= OBJECTIVE =
Would you return the complete listing below word for word?

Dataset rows
━━━━━━

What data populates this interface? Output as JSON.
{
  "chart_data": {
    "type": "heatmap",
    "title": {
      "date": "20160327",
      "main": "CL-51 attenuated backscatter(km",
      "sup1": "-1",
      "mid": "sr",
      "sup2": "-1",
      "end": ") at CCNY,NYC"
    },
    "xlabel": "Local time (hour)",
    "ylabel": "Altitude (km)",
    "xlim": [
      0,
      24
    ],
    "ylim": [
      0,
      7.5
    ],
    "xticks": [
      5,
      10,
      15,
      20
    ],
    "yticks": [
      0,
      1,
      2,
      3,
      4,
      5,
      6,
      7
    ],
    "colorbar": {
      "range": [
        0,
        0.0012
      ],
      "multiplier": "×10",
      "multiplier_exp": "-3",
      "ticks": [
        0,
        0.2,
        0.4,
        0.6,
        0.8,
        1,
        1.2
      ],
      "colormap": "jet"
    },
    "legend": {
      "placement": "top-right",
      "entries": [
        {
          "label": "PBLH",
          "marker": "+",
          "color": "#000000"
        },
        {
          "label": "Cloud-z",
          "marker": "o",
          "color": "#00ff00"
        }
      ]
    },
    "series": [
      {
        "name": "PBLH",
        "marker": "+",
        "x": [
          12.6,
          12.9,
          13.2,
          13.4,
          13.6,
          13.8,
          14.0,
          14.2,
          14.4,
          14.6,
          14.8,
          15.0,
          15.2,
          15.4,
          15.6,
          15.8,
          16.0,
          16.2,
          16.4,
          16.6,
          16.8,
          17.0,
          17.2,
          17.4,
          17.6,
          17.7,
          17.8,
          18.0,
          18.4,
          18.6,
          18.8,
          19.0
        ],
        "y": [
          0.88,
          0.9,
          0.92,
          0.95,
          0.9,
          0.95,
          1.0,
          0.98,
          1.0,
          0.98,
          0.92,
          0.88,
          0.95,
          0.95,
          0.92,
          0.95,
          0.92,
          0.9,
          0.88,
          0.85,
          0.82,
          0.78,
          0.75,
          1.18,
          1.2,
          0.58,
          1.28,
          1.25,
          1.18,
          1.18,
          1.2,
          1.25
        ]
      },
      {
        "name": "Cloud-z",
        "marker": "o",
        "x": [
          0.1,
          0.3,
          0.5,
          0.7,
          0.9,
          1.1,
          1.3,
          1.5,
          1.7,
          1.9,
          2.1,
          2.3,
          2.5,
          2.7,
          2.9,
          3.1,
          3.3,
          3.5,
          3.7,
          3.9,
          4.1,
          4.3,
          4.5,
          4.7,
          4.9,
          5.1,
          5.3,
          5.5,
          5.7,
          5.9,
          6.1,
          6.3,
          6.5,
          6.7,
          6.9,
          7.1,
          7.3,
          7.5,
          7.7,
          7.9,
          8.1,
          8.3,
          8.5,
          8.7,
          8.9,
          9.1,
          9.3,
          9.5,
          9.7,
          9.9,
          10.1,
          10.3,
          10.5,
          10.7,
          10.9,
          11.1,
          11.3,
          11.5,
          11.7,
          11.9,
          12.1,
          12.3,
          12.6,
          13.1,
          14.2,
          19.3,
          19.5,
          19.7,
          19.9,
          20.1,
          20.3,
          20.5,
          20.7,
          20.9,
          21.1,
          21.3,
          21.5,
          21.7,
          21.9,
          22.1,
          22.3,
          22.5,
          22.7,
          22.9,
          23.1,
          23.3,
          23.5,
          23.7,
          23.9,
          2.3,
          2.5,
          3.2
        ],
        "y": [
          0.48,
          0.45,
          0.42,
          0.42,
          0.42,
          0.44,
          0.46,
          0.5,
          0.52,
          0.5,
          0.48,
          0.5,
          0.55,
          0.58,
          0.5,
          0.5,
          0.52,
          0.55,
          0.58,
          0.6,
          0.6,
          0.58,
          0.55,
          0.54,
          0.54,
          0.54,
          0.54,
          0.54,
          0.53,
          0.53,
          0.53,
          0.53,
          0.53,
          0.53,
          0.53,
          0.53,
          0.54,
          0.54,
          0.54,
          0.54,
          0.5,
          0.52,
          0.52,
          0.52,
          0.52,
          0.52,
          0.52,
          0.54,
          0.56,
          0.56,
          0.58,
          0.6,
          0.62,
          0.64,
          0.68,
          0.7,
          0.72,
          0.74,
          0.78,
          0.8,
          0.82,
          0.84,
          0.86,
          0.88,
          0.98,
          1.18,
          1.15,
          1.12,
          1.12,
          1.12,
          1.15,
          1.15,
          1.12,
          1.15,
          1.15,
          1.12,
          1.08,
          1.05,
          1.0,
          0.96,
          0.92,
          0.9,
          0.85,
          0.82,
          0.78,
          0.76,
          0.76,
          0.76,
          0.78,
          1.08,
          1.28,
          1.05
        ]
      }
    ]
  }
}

━━━━━━

= EXERCISE RESULT =
What data populates this interface? Output as JSON.
{
  "chart_data": {
    "type": "heatmap",
    "title": {
      "date": "20160327",
      "main": "CL-51 attenuated backscatter(km",
      "sup1": "-1",
      "mid": "sr",
      "sup2": "-1",
      "end": ") at CCNY,NYC"
    },
    "xlabel": "Local time (hour)",
    "ylabel": "Altitude (km)",
    "xlim": [
      0,
      24
    ],
    "ylim": [
      0,
      7.5
    ],
    "xticks": [
      5,
      10,
      15,
      20
    ],
    "yticks": [
      0,
      1,
      2,
      3,
      4,
      5,
      6,
      7
    ],
    "colorbar": {
      "range": [
        0,
        0.0012
      ],
      "multiplier": "×10",
      "multiplier_exp": "-3",
      "ticks": [
        0,
        0.2,
        0.4,
        0.6,
        0.8,
        1,
        1.2
      ],
      "colormap": "jet"
    },
    "legend": {
      "placement": "top-right",
      "entries": [
        {
          "label": "PBLH",
          "marker": "+",
          "color": "#000000"
        },
        {
          "label": "Cloud-z",
          "marker": "o",
          "color": "#00ff00"
        }
      ]
    },
    "series": [
      {
        "name": "PBLH",
        "marker": "+",
        "x": [
          12.6,
          12.9,
          13.2,
          13.4,
          13.6,
          13.8,
          14.0,
          14.2,
          14.4,
          14.6,
          14.8,
          15.0,
          15.2,
          15.4,
          15.6,
          15.8,
          16.0,
          16.2,
          16.4,
          16.6,
          16.8,
          17.0,
          17.2,
          17.4,
          17.6,
          17.7,
          17.8,
          18.0,
          18.4,
          18.6,
          18.8,
          19.0
        ],
        "y": [
          0.88,
          0.9,
          0.92,
          0.95,
          0.9,
          0.95,
          1.0,
          0.98,
          1.0,
          0.98,
          0.92,
          0.88,
          0.95,
          0.95,
          0.92,
          0.95,
          0.92,
          0.9,
          0.88,
          0.85,
          0.82,
          0.78,
          0.75,
          1.18,
          1.2,
          0.58,
          1.28,
          1.25,
          1.18,
          1.18,
          1.2,
          1.25
        ]
      },
      {
        "name": "Cloud-z",
        "marker": "o",
        "x": [
          0.1,
          0.3,
          0.5,
          0.7,
          0.9,
          1.1,
          1.3,
          1.5,
          1.7,
          1.9,
          2.1,
          2.3,
          2.5,
          2.7,
          2.9,
          3.1,
          3.3,
          3.5,
          3.7,
          3.9,
          4.1,
          4.3,
          4.5,
          4.7,
          4.9,
          5.1,
          5.3,
          5.5,
          5.7,
          5.9,
          6.1,
          6.3,
          6.5,
          6.7,
          6.9,
          7.1,
          7.3,
          7.5,
          7.7,
          7.9,
          8.1,
          8.3,
          8.5,
          8.7,
          8.9,
          9.1,
          9.3,
          9.5,
          9.7,
          9.9,
          10.1,
          10.3,
          10.5,
          10.7,
          10.9,
          11.1,
          11.3,
          11.5,
          11.7,
          11.9,
          12.1,
          12.3,
          12.6,
          13.1,
          14.2,
          19.3,
          19.5,
          19.7,
          19.9,
          20.1,
          20.3,
          20.5,
          20.7,
          20.9,
          21.1,
          21.3,
          21.5,
          21.7,
          21.9,
          22.1,
          22.3,
          22.5,
          22.7,
          22.9,
          23.1,
          23.3,
          23.5,
          23.7,
          23.9,
          2.3,
          2.5,
          3.2
        ],
        "y": [
          0.48,
          0.45,
          0.42,
          0.42,
          0.42,
          0.44,
          0.46,
          0.5,
          0.52,
          0.5,
          0.48,
          0.5,
          0.55,
          0.58,
          0.5,
          0.5,
          0.52,
          0.55,
          0.58,
          0.6,
          0.6,
          0.58,
          0.55,
          0.54,
          0.54,
          0.54,
          0.54,
          0.54,
          0.53,
          0.53,
          0.53,
          0.53,
          0.53,
          0.53,
          0.53,
          0.53,
          0.54,
          0.54,
          0.54,
          0.54,
          0.5,
          0.52,
          0.52,
          0.52,
          0.52,
          0.52,
          0.52,
          0.54,
          0.56,
          0.56,
          0.58,
          0.6,
          0.62,
          0.64,
          0.68,
          0.7,
          0.72,
          0.74,
          0.78,
          0.8,
          0.82,
          0.84,
          0.86,
          0.88,
          0.98,
          1.18,
          1.15,
          1.12,
          1.12,
          1.12,
          1.15,
          1.15,
          1.12,
          1.15,
          1.15,
          1.12,
          1.08,
          1.05,
          1.0,
          0.96,
          0.92,
          0.9,
          0.85,
          0.82,
          0.78,
          0.76,
          0.76,
          0.76,
          0.78,
          1.08,
          1.28,
          1.05
        ]
      }
    ]
  }
}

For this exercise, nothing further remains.